### Stated goal 1
In the forum thread, what does Ox say is far more important for a woman than for a man?

### Text
Nehi, to many men who think that they are not the most handsome around, nor the most accomplished, nor the richest men, those pictures make you look attainable, someone within their price range. Dressed in a Going-to-a-Wedding outfit, standing beside a $45,000 auto you would cut your responses to honest men who could match that and a host of "Maybe-I-Can-Fleece-her" types. 

Now do as Laura says----Go thru all those responses, see if any of them are from men who look real and are someone you might want to put in your "possibles" basket. Then cull, cull, cull. 

Remember that culling is far more important for a woman than for a man. How many women here have gone half way across the country to meet a man and found that he was not what they thought. Some of those women lost everything. The man who engages a worthless woman can usually disengage with much less loss. 

Here's wishing you good hunting, but don't string a man along, then break his heart.
Ox


----------



## cindilu (Jan 27, 2008)

doingitmyself said:


> My interest is more in the fact you know how to use it that AA canner you got stashed. Your animal knowledge is interesting, and I do want to know if any of your goats are for eating? If not, would you consider raising some eatin goats? How 'bout chickens you got any eatin ones, or mostly layin ones? Do you have first hand knowledge of stills and their function? Can you p in the woods without being dramatic about it? Do you know about cows? Will you hand me nails,screws, boards, or a beer if I'm too busy building to break and get one for you and myself? These are important questions.....
> 
> The stats I'm interested in is how big of a herd are you planning, how far is the market? How is the market for fresh eggs in your area?
> 
> ...



If a guy asked me those kind of questions I would become very interested in getting to know them much better. Those are the questions that make my head turn and take a second look.


----------



## nehimama (Jun 18, 2005)

I Honest-To-God was not fishing for compliments, or looking for approbation by starting this topic.:ashamed: Just trying my darndest to understand why a metrosexual in a suit & tie, with perfectly moussed & coifed hair & a manicure would show any interest at all in Granny Clampett's sister! :facepalm: 

Many viewpoints help, and I thank all of you for your thoughtful input. You've helped me to look at this in a whole different light.


----------



## nehimama (Jun 18, 2005)

doingitmyself said:


> My interest is more in the fact you know how to use it that AA canner you got stashed. Your animal knowledge is interesting, and I do want to know if any of your goats are for eating? If not, would you consider raising some eatin goats? How 'bout chickens you got any eatin ones, or mostly layin ones? Do you have first hand knowledge of stills and their function? Can you p in the woods without being dramatic about it? Do you know about cows? Will you hand me nails,screws, boards, or a beer if I'm too busy building to break and get one for you and myself? These are important questions.....

### Records for this exercise
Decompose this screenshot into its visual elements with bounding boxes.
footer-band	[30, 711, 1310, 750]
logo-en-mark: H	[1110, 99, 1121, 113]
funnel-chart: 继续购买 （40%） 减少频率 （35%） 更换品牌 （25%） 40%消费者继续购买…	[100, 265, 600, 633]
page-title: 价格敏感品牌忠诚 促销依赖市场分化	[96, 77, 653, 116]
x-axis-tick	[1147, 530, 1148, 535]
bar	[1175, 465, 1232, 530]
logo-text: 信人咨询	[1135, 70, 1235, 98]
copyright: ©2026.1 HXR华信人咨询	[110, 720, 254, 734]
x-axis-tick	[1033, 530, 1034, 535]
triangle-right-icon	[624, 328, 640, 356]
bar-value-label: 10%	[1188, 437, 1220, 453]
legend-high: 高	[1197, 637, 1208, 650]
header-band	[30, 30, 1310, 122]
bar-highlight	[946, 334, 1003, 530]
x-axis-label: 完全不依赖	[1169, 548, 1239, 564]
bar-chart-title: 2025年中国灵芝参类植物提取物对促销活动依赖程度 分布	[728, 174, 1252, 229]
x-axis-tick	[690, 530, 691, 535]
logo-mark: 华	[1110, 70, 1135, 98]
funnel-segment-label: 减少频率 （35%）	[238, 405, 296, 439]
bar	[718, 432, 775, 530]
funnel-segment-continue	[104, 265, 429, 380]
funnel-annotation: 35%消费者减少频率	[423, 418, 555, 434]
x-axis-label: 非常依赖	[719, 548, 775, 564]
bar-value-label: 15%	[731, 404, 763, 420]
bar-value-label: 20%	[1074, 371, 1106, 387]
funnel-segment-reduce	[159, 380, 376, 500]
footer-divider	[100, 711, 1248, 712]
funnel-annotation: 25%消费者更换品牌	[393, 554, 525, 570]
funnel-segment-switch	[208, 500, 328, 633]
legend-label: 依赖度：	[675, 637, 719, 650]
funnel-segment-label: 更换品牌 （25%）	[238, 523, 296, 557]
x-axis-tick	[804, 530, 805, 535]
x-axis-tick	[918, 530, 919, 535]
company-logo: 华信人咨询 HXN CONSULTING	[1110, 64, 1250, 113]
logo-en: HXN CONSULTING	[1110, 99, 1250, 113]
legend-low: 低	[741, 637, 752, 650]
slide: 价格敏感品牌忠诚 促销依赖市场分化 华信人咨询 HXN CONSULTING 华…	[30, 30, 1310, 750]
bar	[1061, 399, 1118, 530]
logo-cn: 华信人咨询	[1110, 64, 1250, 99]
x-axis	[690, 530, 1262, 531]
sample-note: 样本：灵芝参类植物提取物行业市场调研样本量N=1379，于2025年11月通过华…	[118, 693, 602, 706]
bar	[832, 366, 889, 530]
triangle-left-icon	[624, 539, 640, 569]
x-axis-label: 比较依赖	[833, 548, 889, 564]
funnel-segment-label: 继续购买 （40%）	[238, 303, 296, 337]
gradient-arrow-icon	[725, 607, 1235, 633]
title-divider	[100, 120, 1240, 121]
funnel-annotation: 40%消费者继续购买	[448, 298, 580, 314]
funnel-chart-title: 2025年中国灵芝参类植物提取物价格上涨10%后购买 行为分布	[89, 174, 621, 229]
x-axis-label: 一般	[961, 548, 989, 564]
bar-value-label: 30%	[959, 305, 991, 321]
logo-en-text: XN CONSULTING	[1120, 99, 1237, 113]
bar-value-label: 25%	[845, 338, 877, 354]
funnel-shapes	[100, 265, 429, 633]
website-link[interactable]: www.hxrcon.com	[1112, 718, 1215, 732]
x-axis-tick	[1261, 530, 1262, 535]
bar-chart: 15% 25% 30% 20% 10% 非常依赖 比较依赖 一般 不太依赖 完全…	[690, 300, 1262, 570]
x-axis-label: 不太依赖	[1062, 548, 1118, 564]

### Stated goal 2
Edit the rows from the first row through the row containing "328, 640, 356]" by changing "x-axis-tick" to "x-axis-marker", and leave everything else in those rows unchanged.

### Written reply 1
Culling.

### Written reply 2
Decompose this screenshot into its visual elements with bounding boxes.
footer-band	[30, 711, 1310, 750]
logo-en-mark: H	[1110, 99, 1121, 113]
funnel-chart: 继续购买 （40%） 减少频率 （35%） 更换品牌 （25%） 40%消费者继续购买…	[100, 265, 600, 633]
page-title: 价格敏感品牌忠诚 促销依赖市场分化	[96, 77, 653, 116]
x-axis-marker	[1147, 530, 1148, 535]
bar	[1175, 465, 1232, 530]
logo-text: 信人咨询	[1135, 70, 1235, 98]
copyright: ©2026.1 HXR华信人咨询	[110, 720, 254, 734]
x-axis-marker	[1033, 530, 1034, 535]
triangle-right-icon	[624, 328, 640, 356]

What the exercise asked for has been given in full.